→ **TO BE DONE**
**A.** According to the passage on Binding Financial Agreements, how much can court proceedings cost each party if the matter goes all the way to trial?
**B.** Summarize the passage on Binding Financial Agreements in two sentences.

→ **PASSAGE PROVIDED**
In the event that you separate from your partner or spouse, it is important to take care of issues concerning your property and finances in a timely manner, and where possible, by consent.  Litigation is expensive, with many court proceedings costing parties up to $70,000.00 each if the matter proceeds all the way to a trial.

Where possible, it is usually of great financial and emotional benefit to people when their family law matters are resolved early, and without the need for the Court’s intervention. This generally takes good faith, along with some concessions and compromise from both parties.

If you are able to reach agreement, one of the ways to formalise that agreement is through a Binding Financial Agreement. But what is a Binding Financial Agreement? What do they do? Are they a good idea, or not?

To borrow (and slightly alter) a famous Shakespearean quote:

Read on MacDuff!

What is a Binding Financial Agreement?

A Binding Financial Agreement is a written agreement between you and your former spouse or partner, which formally records the agreement you have reached in relation to how your property and finances are to be dealt with subsequent to your separation.

→ **GIVEN DATA**
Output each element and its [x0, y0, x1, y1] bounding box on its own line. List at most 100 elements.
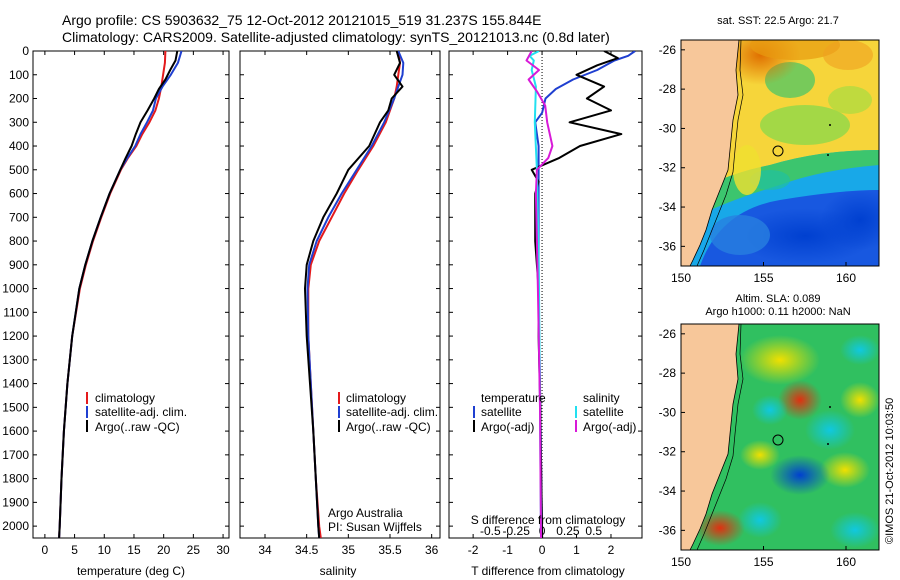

→ **ANSWERS BELOW**
**A.** Up to $70,000.00 each.

**B.** After separating, resolving property and financial matters early and by consent is usually of great financial and emotional benefit, since litigation can cost each party up to $70,000.00 if it proceeds to trial. An agreement that is reached can be formalized through a Binding Financial Agreement, a written agreement between former spouses or partners that records how their property and finances are to be dealt with after separation.